Reports and Announcements

 

Vol. XX, No.2 Winter, 2006

 

Nonviolent Change Journal helps to network the peace community: providing dialoguing, exchanges of ideas, articles, reviews, reports and announcements of the activities of peace related groups and meetings, reviews of world developments relating to nonviolent change and resource information concerning the development of human relations on the basis of mutual respect.

 


What Are You Up To?

Dear Readers!

Please share with us what you are personally doing relating to nonviolent change. If you send us a short report of your doings, learnings, ideas, concerns, reactions, queries, and so forth, we will print them here. Responses can be published in the next issue.

 

Marilee Niehoff: published reviews of Lauar M. Ramirez: Keepers of the Children: Native American approaches to Parenting, and John Selby, Quiet Your Mind: An Easy-to-Use Guide to Ending Chronic Worry and Negative Thoughts and Living a Calmer Life, in the June/July issue of AHP Perspective, and of Philip Lee Miller, The Life Extension Revolution: The New Science of Growing Older Without Aging, in the October/November issue of AHP Perspective.

[TO DO]
1. Reproduce the Nonviolent Change Journal page from "Vol. XX, No.2" up to and including "the next issue.".
2. Which volume and issue of the Nonviolent Change Journal does the page come from?
3. Write the next part of the Nonviolent Change Journal page, starting after its last sentence.

[SUPPLIED INFORMATION]
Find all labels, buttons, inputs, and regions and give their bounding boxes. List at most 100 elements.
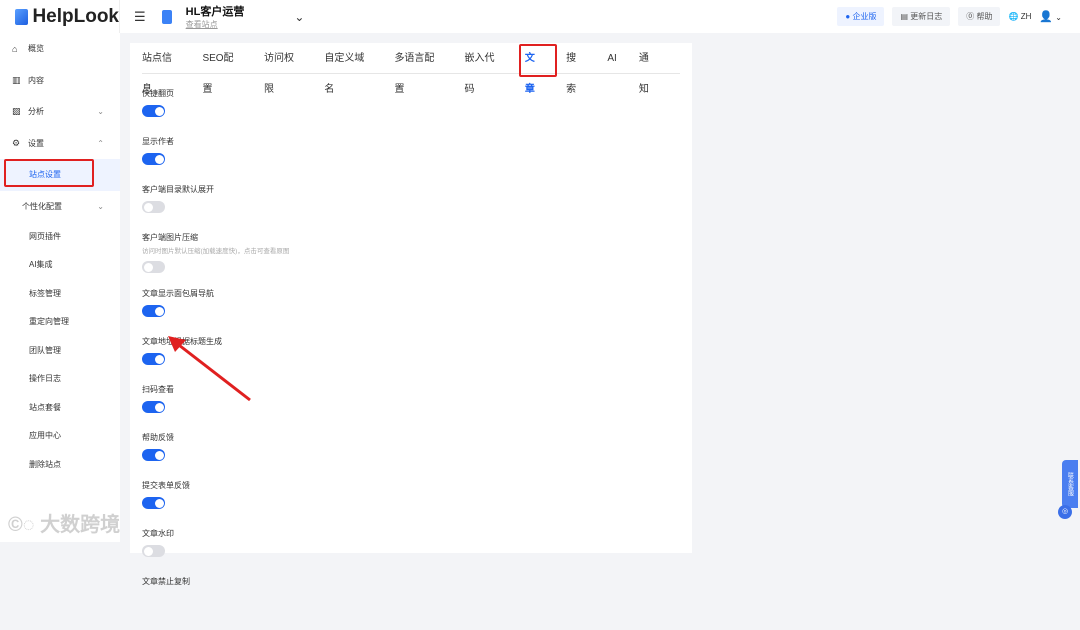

[IN RESPONSE]
1.
Vol. XX, No.2 Winter, 2006

 

Nonviolent Change Journal helps to network the peace community: providing dialoguing, exchanges of ideas, articles, reviews, reports and announcements of the activities of peace related groups and meetings, reviews of world developments relating to nonviolent change and resource information concerning the development of human relations on the basis of mutual respect.

 


What Are You Up To?

Dear Readers!

Please share with us what you are personally doing relating to nonviolent change. If you send us a short report of your doings, learnings, ideas, concerns, reactions, queries, and so forth, we will print them here. Responses can be published in the next issue.

2. Vol. XX, No. 2, Winter 2006.

3.
Steve Sachs: Hoping that the New Year brings a uniting of the opposites, for you and the world, in this very polarized time, with opportunities taken to transform the many breakdowns occurring into breakthroughs. For the good of the world and the country, it is especially important that positive changes take place in United States politics and policy in the year ahead. Among the issues that need to be properly addressed is the shift occurring in world power. The United States is declining economically (with not only jobs moving abroad, but with large numbers of U.S. firms being bought by foreign corporations, while U.S. governmental debt and imbalance of payments are increasing dangerously), and hence ultimately militarily and diplomatically, while China and other Asian nations are rising in economic, and hence military and diplomatic power. The Bush Administration has been resisting that decline in ways that sharply amplify it, while intensifying international conflict, increasing the likelihood of war. While the U.S. still has the resources to do so, it can enhance its position by taking collaborative approaches that creatively deal with the developing shift in world power, to create a more favorable future for the world, and hence for the U.S.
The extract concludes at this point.